[Excerpt from a dataset]
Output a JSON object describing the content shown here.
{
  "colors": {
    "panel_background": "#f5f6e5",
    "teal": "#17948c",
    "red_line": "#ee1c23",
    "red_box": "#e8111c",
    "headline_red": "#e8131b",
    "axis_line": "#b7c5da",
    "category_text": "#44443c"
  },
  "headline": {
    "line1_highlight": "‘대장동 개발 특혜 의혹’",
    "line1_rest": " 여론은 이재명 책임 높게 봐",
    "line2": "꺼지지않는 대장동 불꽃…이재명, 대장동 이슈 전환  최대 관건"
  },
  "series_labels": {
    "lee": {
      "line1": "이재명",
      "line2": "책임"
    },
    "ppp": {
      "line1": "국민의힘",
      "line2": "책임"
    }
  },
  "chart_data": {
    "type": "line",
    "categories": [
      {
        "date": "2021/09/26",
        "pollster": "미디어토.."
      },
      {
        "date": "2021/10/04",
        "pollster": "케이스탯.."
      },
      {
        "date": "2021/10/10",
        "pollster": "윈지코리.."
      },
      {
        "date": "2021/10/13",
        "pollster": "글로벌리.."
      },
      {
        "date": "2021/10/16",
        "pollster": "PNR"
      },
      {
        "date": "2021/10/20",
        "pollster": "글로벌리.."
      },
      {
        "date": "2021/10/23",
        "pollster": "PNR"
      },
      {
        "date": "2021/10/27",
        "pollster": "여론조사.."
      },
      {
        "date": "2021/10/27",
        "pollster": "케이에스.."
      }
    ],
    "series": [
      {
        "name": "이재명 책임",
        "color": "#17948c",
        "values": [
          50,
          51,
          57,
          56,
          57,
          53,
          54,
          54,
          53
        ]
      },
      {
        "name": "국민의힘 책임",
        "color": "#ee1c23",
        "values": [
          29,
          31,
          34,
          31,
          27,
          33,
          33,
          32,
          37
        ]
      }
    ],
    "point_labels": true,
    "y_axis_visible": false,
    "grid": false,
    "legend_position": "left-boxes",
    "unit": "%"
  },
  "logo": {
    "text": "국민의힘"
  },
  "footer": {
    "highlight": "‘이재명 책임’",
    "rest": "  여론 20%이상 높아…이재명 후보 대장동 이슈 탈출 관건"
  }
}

* **EXERCISE DETAILS**: Reproduce all of the material above word for word.

* **EXERCISE ANSWER**:
Output a JSON object describing the content shown here.
{
  "colors": {
    "panel_background": "#f5f6e5",
    "teal": "#17948c",
    "red_line": "#ee1c23",
    "red_box": "#e8111c",
    "headline_red": "#e8131b",
    "axis_line": "#b7c5da",
    "category_text": "#44443c"
  },
  "headline": {
    "line1_highlight": "‘대장동 개발 특혜 의혹’",
    "line1_rest": " 여론은 이재명 책임 높게 봐",
    "line2": "꺼지지않는 대장동 불꽃…이재명, 대장동 이슈 전환  최대 관건"
  },
  "series_labels": {
    "lee": {
      "line1": "이재명",
      "line2": "책임"
    },
    "ppp": {
      "line1": "국민의힘",
      "line2": "책임"
    }
  },
  "chart_data": {
    "type": "line",
    "categories": [
      {
        "date": "2021/09/26",
        "pollster": "미디어토.."
      },
      {
        "date": "2021/10/04",
        "pollster": "케이스탯.."
      },
      {
        "date": "2021/10/10",
        "pollster": "윈지코리.."
      },
      {
        "date": "2021/10/13",
        "pollster": "글로벌리.."
      },
      {
        "date": "2021/10/16",
        "pollster": "PNR"
      },
      {
        "date": "2021/10/20",
        "pollster": "글로벌리.."
      },
      {
        "date": "2021/10/23",
        "pollster": "PNR"
      },
      {
        "date": "2021/10/27",
        "pollster": "여론조사.."
      },
      {
        "date": "2021/10/27",
        "pollster": "케이에스.."
      }
    ],
    "series": [
      {
        "name": "이재명 책임",
        "color": "#17948c",
        "values": [
          50,
          51,
          57,
          56,
          57,
          53,
          54,
          54,
          53
        ]
      },
      {
        "name": "국민의힘 책임",
        "color": "#ee1c23",
        "values": [
          29,
          31,
          34,
          31,
          27,
          33,
          33,
          32,
          37
        ]
      }
    ],
    "point_labels": true,
    "y_axis_visible": false,
    "grid": false,
    "legend_position": "left-boxes",
    "unit": "%"
  },
  "logo": {
    "text": "국민의힘"
  },
  "footer": {
    "highlight": "‘이재명 책임’",
    "rest": "  여론 20%이상 높아…이재명 후보 대장동 이슈 탈출 관건"
  }
}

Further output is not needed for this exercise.